(Dataset records)
--- Start ---
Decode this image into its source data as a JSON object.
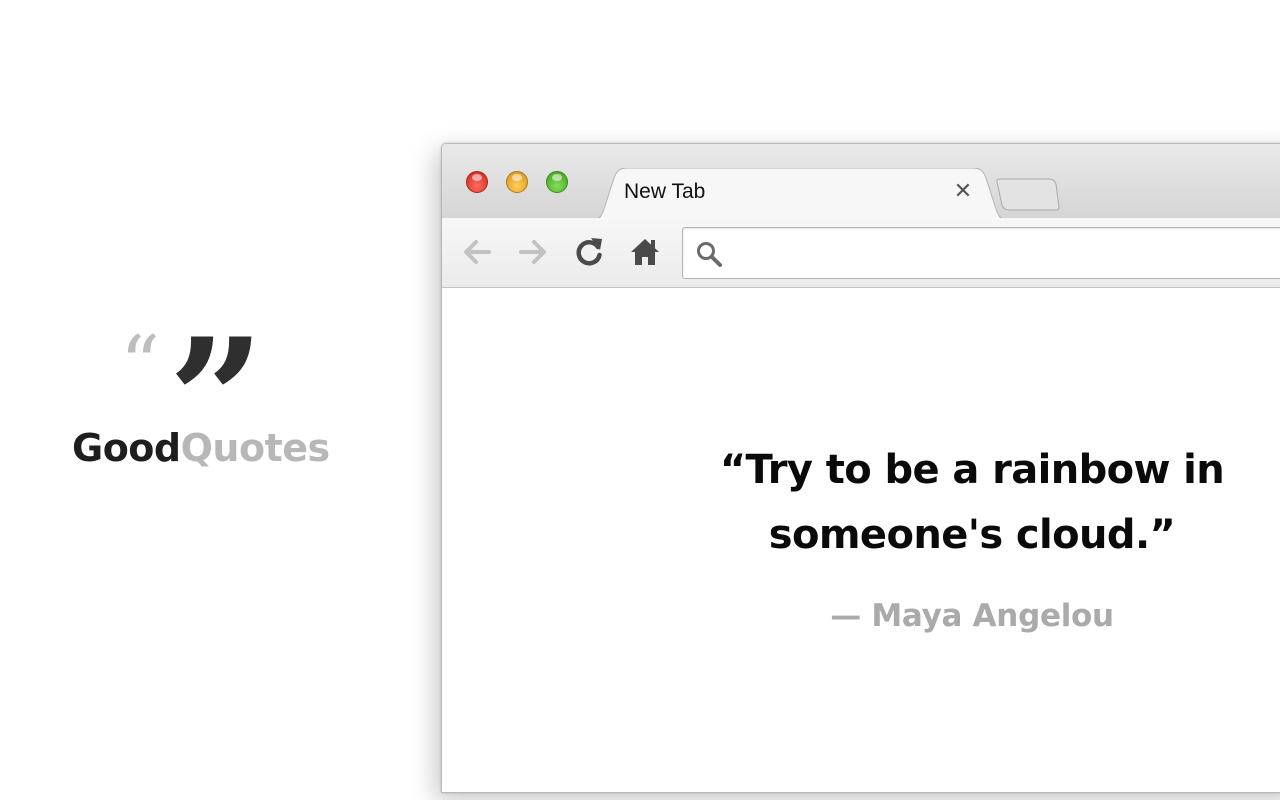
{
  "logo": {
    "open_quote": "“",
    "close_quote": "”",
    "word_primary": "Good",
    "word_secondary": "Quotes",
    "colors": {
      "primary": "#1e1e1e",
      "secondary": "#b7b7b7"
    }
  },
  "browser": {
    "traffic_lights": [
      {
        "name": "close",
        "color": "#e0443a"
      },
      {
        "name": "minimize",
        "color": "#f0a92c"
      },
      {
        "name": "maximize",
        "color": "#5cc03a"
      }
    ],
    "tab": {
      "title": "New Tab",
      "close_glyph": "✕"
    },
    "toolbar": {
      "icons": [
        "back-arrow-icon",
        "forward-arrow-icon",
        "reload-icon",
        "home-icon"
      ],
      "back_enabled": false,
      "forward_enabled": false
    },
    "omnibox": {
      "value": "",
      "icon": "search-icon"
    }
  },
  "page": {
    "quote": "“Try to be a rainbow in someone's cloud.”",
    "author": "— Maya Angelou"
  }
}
--- End ---
STATED EXERCISE - All the lines above are to be reproduced exactly, except the pictures.

FULL OUTPUT -
Decode this image into its source data as a JSON object.
{
  "logo": {
    "open_quote": "“",
    "close_quote": "”",
    "word_primary": "Good",
    "word_secondary": "Quotes",
    "colors": {
      "primary": "#1e1e1e",
      "secondary": "#b7b7b7"
    }
  },
  "browser": {
    "traffic_lights": [
      {
        "name": "close",
        "color": "#e0443a"
      },
      {
        "name": "minimize",
        "color": "#f0a92c"
      },
      {
        "name": "maximize",
        "color": "#5cc03a"
      }
    ],
    "tab": {
      "title": "New Tab",
      "close_glyph": "✕"
    },
    "toolbar": {
      "icons": [
        "back-arrow-icon",
        "forward-arrow-icon",
        "reload-icon",
        "home-icon"
      ],
      "back_enabled": false,
      "forward_enabled": false
    },
    "omnibox": {
      "value": "",
      "icon": "search-icon"
    }
  },
  "page": {
    "quote": "“Try to be a rainbow in someone's cloud.”",
    "author": "— Maya Angelou"
  }
}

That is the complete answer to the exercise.